GOAL => Your task is to reproduce the entries below word for word.

DATA FOR THIS TASK =>

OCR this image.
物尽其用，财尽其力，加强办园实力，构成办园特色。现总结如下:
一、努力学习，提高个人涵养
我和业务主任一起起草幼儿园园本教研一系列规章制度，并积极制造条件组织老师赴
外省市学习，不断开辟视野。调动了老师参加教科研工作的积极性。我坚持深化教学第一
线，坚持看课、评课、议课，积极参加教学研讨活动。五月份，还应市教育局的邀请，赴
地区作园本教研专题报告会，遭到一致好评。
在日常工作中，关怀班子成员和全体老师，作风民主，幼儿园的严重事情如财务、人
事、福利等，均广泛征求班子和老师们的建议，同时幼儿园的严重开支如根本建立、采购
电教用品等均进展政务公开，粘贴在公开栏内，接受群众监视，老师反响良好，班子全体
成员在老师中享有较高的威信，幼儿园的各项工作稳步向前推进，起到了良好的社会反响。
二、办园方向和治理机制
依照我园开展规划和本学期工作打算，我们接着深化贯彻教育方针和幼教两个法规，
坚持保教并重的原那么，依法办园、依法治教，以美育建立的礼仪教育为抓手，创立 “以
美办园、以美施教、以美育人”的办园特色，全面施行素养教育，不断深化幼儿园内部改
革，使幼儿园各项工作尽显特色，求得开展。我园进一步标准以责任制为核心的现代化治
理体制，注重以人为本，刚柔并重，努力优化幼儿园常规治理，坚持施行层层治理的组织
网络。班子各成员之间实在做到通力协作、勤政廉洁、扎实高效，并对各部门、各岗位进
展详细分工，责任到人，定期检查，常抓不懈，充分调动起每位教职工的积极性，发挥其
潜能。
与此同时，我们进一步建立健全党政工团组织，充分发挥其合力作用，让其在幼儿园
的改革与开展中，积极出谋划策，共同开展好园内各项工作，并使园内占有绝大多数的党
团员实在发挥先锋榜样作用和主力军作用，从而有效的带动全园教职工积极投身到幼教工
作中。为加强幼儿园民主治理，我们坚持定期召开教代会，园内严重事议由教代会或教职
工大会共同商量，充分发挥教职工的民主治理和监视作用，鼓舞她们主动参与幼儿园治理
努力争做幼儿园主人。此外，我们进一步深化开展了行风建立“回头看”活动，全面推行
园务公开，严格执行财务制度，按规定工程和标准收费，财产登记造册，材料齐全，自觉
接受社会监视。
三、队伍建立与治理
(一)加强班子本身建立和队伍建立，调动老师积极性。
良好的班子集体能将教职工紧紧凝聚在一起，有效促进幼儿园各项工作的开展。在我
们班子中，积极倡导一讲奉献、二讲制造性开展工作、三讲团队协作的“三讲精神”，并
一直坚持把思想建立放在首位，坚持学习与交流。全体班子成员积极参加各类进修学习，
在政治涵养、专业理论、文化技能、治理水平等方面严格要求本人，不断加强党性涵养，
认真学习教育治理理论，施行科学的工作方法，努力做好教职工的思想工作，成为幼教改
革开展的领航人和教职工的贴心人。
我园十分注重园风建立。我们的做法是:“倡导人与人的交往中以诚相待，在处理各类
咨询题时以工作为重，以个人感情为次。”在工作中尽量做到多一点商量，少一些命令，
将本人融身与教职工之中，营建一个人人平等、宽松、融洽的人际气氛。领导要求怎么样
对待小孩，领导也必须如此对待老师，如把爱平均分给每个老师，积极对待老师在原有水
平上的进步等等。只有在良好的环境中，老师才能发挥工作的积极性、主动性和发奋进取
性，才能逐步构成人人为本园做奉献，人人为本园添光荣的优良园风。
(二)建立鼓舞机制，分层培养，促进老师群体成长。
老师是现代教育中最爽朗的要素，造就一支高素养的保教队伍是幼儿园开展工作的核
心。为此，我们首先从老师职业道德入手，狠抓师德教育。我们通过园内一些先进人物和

SOLVED PROBLEM =>
OCR this image.
物尽其用，财尽其力，加强办园实力，构成办园特色。现总结如下:
一、努力学习，提高个人涵养
我和业务主任一起起草幼儿园园本教研一系列规章制度，并积极制造条件组织老师赴
外省市学习，不断开辟视野。调动了老师参加教科研工作的积极性。我坚持深化教学第一
线，坚持看课、评课、议课，积极参加教学研讨活动。五月份，还应市教育局的邀请，赴
地区作园本教研专题报告会，遭到一致好评。
在日常工作中，关怀班子成员和全体老师，作风民主，幼儿园的严重事情如财务、人
事、福利等，均广泛征求班子和老师们的建议，同时幼儿园的严重开支如根本建立、采购
电教用品等均进展政务公开，粘贴在公开栏内，接受群众监视，老师反响良好，班子全体
成员在老师中享有较高的威信，幼儿园的各项工作稳步向前推进，起到了良好的社会反响。
二、办园方向和治理机制
依照我园开展规划和本学期工作打算，我们接着深化贯彻教育方针和幼教两个法规，
坚持保教并重的原那么，依法办园、依法治教，以美育建立的礼仪教育为抓手，创立 “以
美办园、以美施教、以美育人”的办园特色，全面施行素养教育，不断深化幼儿园内部改
革，使幼儿园各项工作尽显特色，求得开展。我园进一步标准以责任制为核心的现代化治
理体制，注重以人为本，刚柔并重，努力优化幼儿园常规治理，坚持施行层层治理的组织
网络。班子各成员之间实在做到通力协作、勤政廉洁、扎实高效，并对各部门、各岗位进
展详细分工，责任到人，定期检查，常抓不懈，充分调动起每位教职工的积极性，发挥其
潜能。
与此同时，我们进一步建立健全党政工团组织，充分发挥其合力作用，让其在幼儿园
的改革与开展中，积极出谋划策，共同开展好园内各项工作，并使园内占有绝大多数的党
团员实在发挥先锋榜样作用和主力军作用，从而有效的带动全园教职工积极投身到幼教工
作中。为加强幼儿园民主治理，我们坚持定期召开教代会，园内严重事议由教代会或教职
工大会共同商量，充分发挥教职工的民主治理和监视作用，鼓舞她们主动参与幼儿园治理
努力争做幼儿园主人。此外，我们进一步深化开展了行风建立“回头看”活动，全面推行
园务公开，严格执行财务制度，按规定工程和标准收费，财产登记造册，材料齐全，自觉
接受社会监视。
三、队伍建立与治理
(一)加强班子本身建立和队伍建立，调动老师积极性。
良好的班子集体能将教职工紧紧凝聚在一起，有效促进幼儿园各项工作的开展。在我
们班子中，积极倡导一讲奉献、二讲制造性开展工作、三讲团队协作的“三讲精神”，并
一直坚持把思想建立放在首位，坚持学习与交流。全体班子成员积极参加各类进修学习，
在政治涵养、专业理论、文化技能、治理水平等方面严格要求本人，不断加强党性涵养，
认真学习教育治理理论，施行科学的工作方法，努力做好教职工的思想工作，成为幼教改
革开展的领航人和教职工的贴心人。
我园十分注重园风建立。我们的做法是:“倡导人与人的交往中以诚相待，在处理各类
咨询题时以工作为重，以个人感情为次。”在工作中尽量做到多一点商量，少一些命令，
将本人融身与教职工之中，营建一个人人平等、宽松、融洽的人际气氛。领导要求怎么样
对待小孩，领导也必须如此对待老师，如把爱平均分给每个老师，积极对待老师在原有水
平上的进步等等。只有在良好的环境中，老师才能发挥工作的积极性、主动性和发奋进取
性，才能逐步构成人人为本园做奉献，人人为本园添光荣的优良园风。
(二)建立鼓舞机制，分层培养，促进老师群体成长。
老师是现代教育中最爽朗的要素，造就一支高素养的保教队伍是幼儿园开展工作的核
心。为此，我们首先从老师职业道德入手，狠抓师德教育。我们通过园内一些先进人物和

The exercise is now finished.